### Listed records

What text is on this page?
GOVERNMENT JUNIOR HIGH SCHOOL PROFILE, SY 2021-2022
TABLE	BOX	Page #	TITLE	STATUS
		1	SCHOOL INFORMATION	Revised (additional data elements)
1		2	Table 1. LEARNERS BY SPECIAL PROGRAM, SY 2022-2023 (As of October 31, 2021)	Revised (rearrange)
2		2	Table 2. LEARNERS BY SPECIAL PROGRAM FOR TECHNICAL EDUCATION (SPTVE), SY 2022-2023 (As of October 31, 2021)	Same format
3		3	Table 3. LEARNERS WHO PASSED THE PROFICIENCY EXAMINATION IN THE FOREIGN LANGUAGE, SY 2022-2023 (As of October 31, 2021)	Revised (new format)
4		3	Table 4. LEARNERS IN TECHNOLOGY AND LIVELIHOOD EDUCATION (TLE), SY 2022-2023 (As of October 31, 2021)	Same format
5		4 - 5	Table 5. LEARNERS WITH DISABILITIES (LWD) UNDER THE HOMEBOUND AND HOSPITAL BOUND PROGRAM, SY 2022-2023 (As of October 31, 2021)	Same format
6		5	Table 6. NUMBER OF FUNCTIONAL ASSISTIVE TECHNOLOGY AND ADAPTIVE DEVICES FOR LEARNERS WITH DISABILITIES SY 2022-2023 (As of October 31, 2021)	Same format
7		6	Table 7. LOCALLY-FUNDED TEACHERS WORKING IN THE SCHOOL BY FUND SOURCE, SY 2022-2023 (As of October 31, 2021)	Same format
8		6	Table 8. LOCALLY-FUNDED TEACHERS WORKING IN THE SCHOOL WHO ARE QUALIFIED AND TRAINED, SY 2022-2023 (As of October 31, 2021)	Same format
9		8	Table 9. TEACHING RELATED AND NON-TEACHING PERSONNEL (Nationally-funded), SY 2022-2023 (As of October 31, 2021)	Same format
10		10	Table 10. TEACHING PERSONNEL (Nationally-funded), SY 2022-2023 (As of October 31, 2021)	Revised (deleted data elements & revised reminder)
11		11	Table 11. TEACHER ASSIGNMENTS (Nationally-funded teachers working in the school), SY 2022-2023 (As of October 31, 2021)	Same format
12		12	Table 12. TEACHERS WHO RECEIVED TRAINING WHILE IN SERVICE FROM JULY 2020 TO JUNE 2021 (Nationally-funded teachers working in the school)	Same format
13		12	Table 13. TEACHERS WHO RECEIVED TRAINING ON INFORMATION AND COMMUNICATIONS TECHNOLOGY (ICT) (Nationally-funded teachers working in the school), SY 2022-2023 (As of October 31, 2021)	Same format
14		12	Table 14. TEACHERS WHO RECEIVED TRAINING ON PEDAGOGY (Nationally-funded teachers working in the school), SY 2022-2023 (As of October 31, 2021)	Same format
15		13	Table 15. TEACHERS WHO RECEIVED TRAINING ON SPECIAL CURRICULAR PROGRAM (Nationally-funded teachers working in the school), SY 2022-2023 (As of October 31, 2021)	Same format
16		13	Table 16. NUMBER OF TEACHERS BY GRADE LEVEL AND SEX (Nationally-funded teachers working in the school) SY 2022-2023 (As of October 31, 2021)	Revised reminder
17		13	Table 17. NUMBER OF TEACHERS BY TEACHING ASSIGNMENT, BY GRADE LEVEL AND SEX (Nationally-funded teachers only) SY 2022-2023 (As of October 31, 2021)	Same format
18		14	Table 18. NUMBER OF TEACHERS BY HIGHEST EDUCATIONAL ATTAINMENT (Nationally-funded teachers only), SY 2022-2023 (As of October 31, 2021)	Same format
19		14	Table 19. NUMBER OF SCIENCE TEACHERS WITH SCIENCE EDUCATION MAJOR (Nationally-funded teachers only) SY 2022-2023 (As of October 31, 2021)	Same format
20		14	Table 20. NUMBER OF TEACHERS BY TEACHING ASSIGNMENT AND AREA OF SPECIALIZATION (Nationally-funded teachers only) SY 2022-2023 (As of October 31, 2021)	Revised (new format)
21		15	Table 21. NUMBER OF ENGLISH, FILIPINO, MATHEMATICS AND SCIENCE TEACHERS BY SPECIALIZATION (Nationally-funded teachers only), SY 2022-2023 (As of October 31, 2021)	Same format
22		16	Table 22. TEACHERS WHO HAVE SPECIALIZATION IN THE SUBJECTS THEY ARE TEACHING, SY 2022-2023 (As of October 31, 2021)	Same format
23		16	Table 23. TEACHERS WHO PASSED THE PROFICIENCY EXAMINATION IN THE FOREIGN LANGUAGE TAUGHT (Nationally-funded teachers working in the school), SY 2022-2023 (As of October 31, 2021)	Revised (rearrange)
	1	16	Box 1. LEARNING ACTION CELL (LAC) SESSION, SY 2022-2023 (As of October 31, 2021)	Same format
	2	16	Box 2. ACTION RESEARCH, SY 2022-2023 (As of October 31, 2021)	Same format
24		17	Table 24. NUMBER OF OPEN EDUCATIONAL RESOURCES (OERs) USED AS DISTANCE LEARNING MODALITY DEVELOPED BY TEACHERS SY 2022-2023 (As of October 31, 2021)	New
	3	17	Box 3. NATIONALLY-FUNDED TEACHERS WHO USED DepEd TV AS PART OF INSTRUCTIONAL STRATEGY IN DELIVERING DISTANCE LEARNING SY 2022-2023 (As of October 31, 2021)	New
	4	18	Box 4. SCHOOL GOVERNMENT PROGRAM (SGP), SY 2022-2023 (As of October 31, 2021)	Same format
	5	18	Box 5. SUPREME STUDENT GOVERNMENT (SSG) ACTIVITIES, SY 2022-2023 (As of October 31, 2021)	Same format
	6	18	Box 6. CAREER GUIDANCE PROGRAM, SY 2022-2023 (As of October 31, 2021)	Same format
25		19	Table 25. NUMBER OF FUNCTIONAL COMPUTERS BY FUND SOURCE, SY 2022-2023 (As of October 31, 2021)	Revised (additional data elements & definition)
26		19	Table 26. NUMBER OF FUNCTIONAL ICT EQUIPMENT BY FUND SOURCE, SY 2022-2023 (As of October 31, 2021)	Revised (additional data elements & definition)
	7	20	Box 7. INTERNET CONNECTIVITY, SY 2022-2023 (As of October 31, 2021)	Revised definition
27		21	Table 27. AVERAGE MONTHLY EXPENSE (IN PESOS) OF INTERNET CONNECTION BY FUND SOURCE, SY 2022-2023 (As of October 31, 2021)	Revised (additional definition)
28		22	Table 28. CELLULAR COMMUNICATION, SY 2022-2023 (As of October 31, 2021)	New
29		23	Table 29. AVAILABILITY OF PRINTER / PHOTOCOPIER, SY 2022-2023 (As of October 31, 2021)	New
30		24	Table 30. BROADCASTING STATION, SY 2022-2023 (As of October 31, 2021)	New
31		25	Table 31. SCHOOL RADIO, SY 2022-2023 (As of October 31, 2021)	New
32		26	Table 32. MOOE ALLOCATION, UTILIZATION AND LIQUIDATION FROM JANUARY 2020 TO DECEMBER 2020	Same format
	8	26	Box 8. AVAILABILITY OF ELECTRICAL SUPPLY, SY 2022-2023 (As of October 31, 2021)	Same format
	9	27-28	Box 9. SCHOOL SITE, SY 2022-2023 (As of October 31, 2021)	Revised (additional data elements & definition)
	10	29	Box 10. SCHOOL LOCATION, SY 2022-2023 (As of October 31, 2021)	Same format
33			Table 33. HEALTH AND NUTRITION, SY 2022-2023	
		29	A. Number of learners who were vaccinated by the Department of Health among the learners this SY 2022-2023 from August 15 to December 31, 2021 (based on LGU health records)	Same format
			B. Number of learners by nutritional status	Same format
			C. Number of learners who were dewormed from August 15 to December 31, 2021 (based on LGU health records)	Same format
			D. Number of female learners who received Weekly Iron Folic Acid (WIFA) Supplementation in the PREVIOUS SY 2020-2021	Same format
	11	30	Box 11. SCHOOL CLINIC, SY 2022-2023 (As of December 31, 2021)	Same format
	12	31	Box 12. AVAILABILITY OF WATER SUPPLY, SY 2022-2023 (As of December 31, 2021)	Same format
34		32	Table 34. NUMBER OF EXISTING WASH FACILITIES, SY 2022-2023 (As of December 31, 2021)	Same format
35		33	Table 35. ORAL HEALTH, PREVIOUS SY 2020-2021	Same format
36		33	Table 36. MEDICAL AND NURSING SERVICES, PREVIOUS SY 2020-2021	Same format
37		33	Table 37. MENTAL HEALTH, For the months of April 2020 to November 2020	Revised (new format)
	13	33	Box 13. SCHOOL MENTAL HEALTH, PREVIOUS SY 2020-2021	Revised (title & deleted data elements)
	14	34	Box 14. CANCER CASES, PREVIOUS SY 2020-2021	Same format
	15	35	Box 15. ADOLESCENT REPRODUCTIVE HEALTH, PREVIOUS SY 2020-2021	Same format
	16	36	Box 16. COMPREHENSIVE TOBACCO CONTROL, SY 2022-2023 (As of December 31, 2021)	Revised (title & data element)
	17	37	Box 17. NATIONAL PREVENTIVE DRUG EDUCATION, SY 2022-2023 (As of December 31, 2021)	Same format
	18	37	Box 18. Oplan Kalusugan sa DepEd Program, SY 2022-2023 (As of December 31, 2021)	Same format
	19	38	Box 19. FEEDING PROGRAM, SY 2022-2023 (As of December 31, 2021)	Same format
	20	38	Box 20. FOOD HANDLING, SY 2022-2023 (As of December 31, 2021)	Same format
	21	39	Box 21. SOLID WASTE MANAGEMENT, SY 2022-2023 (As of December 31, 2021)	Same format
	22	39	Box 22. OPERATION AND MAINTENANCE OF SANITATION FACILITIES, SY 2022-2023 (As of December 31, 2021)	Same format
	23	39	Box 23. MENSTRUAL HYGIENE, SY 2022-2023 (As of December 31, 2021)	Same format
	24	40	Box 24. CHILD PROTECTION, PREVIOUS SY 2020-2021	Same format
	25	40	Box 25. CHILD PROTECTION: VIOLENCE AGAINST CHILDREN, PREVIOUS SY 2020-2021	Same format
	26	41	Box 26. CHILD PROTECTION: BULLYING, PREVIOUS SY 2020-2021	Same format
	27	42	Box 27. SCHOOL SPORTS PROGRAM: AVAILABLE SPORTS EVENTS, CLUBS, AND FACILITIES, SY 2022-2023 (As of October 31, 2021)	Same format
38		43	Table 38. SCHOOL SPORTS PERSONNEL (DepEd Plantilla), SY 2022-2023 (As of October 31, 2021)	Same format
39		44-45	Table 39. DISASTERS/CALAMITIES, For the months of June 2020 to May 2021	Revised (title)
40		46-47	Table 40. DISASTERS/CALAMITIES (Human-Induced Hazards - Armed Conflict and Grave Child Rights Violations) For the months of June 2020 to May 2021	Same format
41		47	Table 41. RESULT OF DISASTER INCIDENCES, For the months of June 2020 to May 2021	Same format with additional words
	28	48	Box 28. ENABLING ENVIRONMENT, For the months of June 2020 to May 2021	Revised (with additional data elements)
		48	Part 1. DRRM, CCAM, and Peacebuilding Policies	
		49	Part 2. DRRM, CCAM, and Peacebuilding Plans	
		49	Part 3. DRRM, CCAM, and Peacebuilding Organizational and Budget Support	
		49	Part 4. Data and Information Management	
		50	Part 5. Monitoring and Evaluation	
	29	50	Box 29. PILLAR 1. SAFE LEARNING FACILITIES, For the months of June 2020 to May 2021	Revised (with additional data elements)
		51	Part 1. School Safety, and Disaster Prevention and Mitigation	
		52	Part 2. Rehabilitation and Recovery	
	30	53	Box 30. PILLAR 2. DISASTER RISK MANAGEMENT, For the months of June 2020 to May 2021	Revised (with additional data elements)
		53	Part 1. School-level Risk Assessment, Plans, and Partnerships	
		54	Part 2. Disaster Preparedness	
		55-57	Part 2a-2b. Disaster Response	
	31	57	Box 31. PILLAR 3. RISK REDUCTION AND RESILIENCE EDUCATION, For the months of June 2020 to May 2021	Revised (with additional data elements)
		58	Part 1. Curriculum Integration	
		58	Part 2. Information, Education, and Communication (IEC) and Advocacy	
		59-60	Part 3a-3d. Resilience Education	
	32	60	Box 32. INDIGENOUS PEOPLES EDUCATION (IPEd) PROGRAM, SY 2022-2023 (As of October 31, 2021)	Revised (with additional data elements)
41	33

### Work instructions
From the data above, gather every line that includes the word "August".

### Written answer
		29	A. Number of learners who were vaccinated by the Department of Health among the learners this SY 2022-2023 from August 15 to December 31, 2021 (based on LGU health records)	Same format
			C. Number of learners who were dewormed from August 15 to December 31, 2021 (based on LGU health records)	Same format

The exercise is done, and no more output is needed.